#### TEXT PROVIDED ####

In [1]:
import datasets
import transformers
import torch
import torch.nn.functional as F
from datasets import load_dataset
from sklearn.model_selection import train_test_split
import torch.nn as nn

from collections import defaultdict
from collections.abc import (
    Callable,
    Iterable
)
import numpy as np

from util_110724 import (
    to_ensembled
)

In [2]:
config = {
    "seed": 0, 
    "device": "mps", 
    "features_dtype": torch.float32,
    "hidden_layer_dim" : 18, 
    "ensemble_shape": (3,5), 
    "n_patches": [2, 4, 8],  # 3 values for n_patches
    "hidden_layer_dim": [12, 15, 18, 21, 24], # 5 values for hidden layer dimensions ( they are all divisible by 3 = n_head
    "n_heads": 3
}

In [3]:
torch.manual_seed(config["seed"])

<torch._C.Generator at 0x169b221d0>

In [4]:
chess_features, chess_labels = torch.load('data/sample_dataset.pt')

  chess_features, chess_labels = torch.load('data/sample_dataset.pt')


In [5]:
features_train, features_valid, labels_train, labels_valid = train_test_split(
    chess_features, chess_labels, test_size=0.2, random_state=42
)

In [6]:
n, h, w, c = features_train.shape 
print(n,h,w,c)

5984 8 8 9


In [7]:
#patching the images
def patchify(images, n_patches):
    '''
    n is the number of images, 
    c is the number of channels, in our case it will be 9, 
    h is the height of the image and w is the width of the image, both be 8 in our case
    '''
    n, h, w, c = images.shape 

    assert h == w, "Patchify method is implemented for square images only"
    
    patches = torch.zeros(n, n_patches ** 2, h * w * c// n_patches ** 2)
    patch_size = h // n_patches

    for idx, image in enumerate(images):
        for i in range(n_patches):
            for j in range(n_patches):
                patch = image[i * patch_size: (i + 1) * patch_size, j * patch_size: (j + 1) * patch_size, :]
                patches[idx, i * n_patches + j] = patch.flatten()
    return patches

In [8]:
#getting positional embeddings for each token. Here we used sin cos function (work by Vaswani et).
def get_positional_embeddings(sequence_length, d):
    result = torch.ones(sequence_length, d)
    for i in range(sequence_length):
        for j in range(d):
            result[i][j] = np.sin(i / (10000 ** (j / d))) if j % 2 == 0 else np.cos(i / (10000 ** ((j - 1) / d)))
    return result

Idea for two move: encode can_move element of d vector to 0 (restricting movement to only piece selected)

class PreViT(nn.Module):
  "Here we have initialization of the model and patching"
  def __init__(self, chw=(9, 8, 8), n_patches=4, hidden_layer_dim = 18):
    # Super constructor
    super(PreViT, self).__init__()

    # Attributes
    self.chw = chw # (C, H, W)
    self.n_patches = n_patches
    self.hidden_layer_dim = hidden_layer_dim

    assert chw[1] % n_patches == 0, "Input shape not entirely divisible by number of patches"
    assert chw[2] % n_patches == 0, "Input shape not entirely divisible by number of patches"
    
    self.patch_size = (chw[1] / n_patches, chw[2] / n_patches)

####

WHAT IS NEEDED: Reproduce the chess notebook code word for word, from "assert chw[1] %" to "chw[2] / n_patches)". The listing isn't needed here.

#### PROVIDED DATA ####

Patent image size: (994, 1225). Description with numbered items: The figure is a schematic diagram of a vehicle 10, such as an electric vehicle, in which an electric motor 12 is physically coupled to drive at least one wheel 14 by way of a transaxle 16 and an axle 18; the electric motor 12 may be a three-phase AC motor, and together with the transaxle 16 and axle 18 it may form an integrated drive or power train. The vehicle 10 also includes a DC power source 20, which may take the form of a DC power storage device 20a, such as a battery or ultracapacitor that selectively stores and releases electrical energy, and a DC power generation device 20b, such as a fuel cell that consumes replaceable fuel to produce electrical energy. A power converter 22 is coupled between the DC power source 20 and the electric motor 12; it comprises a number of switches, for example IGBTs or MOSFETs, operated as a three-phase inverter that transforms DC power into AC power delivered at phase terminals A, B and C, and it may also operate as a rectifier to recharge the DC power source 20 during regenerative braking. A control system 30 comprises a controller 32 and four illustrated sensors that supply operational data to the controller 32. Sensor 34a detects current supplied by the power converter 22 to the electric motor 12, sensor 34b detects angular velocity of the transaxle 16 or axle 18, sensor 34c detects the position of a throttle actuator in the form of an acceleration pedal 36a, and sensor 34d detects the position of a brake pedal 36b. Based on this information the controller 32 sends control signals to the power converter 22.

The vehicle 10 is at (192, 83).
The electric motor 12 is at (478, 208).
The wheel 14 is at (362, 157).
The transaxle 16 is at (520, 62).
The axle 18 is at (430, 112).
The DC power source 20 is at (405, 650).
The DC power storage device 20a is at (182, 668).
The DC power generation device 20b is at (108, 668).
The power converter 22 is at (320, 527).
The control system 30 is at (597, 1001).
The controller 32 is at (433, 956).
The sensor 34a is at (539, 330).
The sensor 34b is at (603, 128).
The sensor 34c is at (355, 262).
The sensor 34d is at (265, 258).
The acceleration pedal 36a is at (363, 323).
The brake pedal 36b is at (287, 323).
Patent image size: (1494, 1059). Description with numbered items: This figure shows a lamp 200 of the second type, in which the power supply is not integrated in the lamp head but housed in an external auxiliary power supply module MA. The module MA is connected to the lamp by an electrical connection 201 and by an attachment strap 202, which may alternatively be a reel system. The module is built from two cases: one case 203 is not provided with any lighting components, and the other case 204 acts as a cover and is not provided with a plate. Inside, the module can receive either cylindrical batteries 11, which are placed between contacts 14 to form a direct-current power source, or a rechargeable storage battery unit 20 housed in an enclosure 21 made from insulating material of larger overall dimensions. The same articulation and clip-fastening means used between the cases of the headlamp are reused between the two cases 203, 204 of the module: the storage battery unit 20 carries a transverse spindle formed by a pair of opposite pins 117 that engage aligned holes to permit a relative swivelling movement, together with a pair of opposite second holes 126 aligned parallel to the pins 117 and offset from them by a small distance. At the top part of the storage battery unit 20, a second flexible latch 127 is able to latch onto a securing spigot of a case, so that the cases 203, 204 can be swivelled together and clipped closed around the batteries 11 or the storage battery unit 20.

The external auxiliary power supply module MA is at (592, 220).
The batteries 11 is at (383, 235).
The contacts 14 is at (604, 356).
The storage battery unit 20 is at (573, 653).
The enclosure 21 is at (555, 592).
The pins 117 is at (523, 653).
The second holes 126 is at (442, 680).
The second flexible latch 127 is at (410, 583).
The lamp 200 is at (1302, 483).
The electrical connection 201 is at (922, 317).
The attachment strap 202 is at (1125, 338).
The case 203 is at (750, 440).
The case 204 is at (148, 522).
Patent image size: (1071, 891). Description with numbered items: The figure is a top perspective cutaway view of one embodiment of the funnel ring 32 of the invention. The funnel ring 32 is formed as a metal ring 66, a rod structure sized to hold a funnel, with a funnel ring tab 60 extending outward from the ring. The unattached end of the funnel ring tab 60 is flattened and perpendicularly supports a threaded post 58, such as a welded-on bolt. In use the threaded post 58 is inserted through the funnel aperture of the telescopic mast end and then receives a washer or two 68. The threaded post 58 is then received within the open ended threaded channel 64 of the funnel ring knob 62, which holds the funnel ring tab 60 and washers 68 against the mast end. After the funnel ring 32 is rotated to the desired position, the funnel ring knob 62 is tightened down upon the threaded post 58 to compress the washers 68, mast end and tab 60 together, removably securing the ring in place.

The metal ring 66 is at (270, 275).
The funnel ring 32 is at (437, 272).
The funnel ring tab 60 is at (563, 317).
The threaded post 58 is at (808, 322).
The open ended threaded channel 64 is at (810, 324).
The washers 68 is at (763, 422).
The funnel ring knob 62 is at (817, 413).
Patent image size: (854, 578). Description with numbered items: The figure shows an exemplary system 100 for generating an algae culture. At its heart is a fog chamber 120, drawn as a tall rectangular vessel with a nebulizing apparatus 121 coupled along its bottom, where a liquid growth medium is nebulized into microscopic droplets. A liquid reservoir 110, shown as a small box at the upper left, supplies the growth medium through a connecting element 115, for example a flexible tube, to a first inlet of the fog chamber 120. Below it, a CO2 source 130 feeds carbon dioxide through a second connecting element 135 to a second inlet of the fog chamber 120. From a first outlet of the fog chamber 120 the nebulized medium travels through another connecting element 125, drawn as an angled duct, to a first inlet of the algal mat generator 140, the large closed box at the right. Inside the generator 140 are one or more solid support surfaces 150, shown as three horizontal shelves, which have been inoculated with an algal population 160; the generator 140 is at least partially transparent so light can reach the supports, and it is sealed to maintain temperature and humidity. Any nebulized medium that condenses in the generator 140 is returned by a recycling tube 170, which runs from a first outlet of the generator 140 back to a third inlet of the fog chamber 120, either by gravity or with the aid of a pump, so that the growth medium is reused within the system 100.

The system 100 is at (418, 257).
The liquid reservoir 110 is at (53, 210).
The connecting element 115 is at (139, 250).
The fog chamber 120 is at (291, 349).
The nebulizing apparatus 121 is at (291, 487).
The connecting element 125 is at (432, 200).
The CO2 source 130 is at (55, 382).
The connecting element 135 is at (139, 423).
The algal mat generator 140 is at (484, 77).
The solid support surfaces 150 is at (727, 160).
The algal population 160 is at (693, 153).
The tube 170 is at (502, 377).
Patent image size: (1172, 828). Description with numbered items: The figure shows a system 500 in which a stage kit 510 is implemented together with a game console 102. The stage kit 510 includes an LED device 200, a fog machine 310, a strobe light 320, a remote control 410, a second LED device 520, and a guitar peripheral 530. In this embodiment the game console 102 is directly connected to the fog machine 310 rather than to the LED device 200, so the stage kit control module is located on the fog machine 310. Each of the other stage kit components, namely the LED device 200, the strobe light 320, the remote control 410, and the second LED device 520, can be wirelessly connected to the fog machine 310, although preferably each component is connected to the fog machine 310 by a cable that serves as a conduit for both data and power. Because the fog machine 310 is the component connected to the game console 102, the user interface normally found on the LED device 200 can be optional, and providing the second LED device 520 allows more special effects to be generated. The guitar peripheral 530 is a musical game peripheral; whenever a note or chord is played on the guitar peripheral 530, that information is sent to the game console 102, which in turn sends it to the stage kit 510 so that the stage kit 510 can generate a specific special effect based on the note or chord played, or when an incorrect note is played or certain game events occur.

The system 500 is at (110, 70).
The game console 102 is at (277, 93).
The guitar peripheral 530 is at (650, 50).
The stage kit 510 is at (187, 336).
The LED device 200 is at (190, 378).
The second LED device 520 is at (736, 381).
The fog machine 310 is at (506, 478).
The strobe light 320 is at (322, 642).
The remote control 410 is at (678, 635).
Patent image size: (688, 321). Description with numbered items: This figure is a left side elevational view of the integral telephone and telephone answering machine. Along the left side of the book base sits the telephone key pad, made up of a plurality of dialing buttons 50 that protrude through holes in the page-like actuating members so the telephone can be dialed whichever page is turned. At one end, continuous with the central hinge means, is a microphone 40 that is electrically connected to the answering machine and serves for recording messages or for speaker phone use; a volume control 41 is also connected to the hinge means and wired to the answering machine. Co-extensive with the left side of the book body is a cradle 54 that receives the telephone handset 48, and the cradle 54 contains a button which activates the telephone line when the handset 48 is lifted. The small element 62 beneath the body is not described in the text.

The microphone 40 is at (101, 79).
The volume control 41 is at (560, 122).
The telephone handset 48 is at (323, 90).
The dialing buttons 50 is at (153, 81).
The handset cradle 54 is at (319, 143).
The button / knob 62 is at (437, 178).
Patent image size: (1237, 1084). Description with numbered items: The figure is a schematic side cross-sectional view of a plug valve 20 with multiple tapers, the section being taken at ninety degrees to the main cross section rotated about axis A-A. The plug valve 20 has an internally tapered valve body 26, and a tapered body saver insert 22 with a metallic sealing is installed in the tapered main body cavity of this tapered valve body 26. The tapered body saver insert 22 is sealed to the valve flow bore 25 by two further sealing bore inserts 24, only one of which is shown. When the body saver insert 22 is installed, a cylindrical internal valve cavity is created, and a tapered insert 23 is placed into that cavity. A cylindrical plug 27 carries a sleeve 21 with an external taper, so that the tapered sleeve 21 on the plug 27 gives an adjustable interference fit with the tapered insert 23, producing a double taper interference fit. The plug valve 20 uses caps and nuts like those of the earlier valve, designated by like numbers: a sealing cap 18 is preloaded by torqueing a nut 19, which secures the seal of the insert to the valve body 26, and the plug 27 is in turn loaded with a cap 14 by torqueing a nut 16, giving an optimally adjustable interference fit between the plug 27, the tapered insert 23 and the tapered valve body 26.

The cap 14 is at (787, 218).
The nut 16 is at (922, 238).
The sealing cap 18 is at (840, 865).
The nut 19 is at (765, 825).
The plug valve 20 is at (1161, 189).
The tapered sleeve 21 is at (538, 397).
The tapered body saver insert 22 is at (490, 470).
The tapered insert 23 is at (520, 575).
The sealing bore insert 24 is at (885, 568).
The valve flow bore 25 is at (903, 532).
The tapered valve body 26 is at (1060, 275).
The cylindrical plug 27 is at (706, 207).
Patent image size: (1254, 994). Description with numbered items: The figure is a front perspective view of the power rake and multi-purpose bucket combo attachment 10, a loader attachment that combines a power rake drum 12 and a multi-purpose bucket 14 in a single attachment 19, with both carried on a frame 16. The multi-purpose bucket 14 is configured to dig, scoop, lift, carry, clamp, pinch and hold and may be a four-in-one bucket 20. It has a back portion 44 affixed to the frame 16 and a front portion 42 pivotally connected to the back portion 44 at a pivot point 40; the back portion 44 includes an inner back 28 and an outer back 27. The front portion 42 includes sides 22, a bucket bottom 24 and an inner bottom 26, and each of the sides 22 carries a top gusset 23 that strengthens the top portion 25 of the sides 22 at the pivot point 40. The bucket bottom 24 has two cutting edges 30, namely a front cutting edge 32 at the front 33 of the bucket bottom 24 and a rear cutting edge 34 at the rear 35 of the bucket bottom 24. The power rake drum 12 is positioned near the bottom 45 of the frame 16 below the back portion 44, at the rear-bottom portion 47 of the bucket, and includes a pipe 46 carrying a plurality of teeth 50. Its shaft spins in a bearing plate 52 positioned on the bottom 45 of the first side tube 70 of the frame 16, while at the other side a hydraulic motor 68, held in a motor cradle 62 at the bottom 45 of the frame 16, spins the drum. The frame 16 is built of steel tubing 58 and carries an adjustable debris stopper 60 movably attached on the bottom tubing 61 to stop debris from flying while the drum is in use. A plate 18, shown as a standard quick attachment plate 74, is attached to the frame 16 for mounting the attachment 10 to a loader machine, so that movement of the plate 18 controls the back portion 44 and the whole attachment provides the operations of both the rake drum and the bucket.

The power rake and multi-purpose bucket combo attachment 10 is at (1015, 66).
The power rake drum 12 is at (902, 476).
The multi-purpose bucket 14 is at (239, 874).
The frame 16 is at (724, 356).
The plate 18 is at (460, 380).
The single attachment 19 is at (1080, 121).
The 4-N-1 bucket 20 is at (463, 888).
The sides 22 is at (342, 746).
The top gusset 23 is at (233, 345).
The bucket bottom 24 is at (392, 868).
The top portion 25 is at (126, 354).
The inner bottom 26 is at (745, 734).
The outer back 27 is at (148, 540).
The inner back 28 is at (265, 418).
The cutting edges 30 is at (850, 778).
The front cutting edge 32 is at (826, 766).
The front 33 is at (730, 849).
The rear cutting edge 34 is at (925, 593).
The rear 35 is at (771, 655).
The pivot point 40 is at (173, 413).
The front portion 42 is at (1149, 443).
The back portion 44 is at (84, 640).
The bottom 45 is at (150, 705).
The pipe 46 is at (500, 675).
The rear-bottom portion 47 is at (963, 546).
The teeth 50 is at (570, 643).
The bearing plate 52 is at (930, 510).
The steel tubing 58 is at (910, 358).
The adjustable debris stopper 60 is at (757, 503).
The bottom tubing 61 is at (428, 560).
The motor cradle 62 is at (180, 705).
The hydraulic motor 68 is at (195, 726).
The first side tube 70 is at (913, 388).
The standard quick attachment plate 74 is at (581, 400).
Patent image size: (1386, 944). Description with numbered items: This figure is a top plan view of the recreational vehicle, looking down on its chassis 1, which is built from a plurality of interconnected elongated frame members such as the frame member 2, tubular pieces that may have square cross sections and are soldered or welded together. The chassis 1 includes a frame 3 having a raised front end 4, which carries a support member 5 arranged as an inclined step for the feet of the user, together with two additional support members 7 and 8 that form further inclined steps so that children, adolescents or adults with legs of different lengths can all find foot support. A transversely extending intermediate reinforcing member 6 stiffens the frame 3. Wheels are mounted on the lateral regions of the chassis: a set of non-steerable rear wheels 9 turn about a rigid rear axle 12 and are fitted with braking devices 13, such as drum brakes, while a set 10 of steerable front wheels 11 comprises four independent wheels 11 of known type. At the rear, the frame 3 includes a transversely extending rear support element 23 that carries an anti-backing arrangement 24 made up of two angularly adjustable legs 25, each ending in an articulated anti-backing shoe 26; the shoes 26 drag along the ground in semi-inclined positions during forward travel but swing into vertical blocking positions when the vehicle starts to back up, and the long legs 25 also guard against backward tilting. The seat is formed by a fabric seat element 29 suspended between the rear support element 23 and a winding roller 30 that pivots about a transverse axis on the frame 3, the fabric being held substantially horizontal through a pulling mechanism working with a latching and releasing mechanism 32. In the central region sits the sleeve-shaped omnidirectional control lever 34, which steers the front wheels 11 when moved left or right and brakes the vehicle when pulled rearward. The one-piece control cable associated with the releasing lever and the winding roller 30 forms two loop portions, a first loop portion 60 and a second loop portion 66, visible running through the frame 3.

####

ANSWER TO THE TASK:
assert chw[1] % n_patches == 0, "Input shape not entirely divisible by number of patches"
    assert chw[2] % n_patches == 0, "Input shape not entirely divisible by number of patches"
    
    self.patch_size = (chw[1] / n_patches, chw[2] / n_patches)